*What you have to do:* Write out the entries below once more, exactly.

*Records shown:*
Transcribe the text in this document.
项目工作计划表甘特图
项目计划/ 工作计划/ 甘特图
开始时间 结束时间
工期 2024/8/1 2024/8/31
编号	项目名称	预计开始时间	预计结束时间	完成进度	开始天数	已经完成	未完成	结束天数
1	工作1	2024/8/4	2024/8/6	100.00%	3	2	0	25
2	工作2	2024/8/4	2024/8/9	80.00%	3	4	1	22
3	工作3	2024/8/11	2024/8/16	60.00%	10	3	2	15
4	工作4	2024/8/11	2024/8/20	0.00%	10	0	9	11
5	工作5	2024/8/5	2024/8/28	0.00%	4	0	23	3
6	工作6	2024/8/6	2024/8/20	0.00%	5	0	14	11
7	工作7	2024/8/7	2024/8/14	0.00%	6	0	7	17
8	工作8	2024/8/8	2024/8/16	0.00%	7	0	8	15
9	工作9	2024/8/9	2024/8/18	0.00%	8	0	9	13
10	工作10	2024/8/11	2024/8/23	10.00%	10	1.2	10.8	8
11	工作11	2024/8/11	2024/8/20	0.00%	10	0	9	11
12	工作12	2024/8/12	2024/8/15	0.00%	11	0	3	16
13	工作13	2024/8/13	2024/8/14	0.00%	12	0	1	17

*Exercise result:*
Transcribe the text in this document.
项目工作计划表甘特图
项目计划/ 工作计划/ 甘特图
开始时间 结束时间
工期 2024/8/1 2024/8/31
编号	项目名称	预计开始时间	预计结束时间	完成进度	开始天数	已经完成	未完成	结束天数
1	工作1	2024/8/4	2024/8/6	100.00%	3	2	0	25
2	工作2	2024/8/4	2024/8/9	80.00%	3	4	1	22
3	工作3	2024/8/11	2024/8/16	60.00%	10	3	2	15
4	工作4	2024/8/11	2024/8/20	0.00%	10	0	9	11
5	工作5	2024/8/5	2024/8/28	0.00%	4	0	23	3
6	工作6	2024/8/6	2024/8/20	0.00%	5	0	14	11
7	工作7	2024/8/7	2024/8/14	0.00%	6	0	7	17
8	工作8	2024/8/8	2024/8/16	0.00%	7	0	8	15
9	工作9	2024/8/9	2024/8/18	0.00%	8	0	9	13
10	工作10	2024/8/11	2024/8/23	10.00%	10	1.2	10.8	8
11	工作11	2024/8/11	2024/8/20	0.00%	10	0	9	11
12	工作12	2024/8/12	2024/8/15	0.00%	11	0	3	16
13	工作13	2024/8/13	2024/8/14	0.00%	12	0	1	17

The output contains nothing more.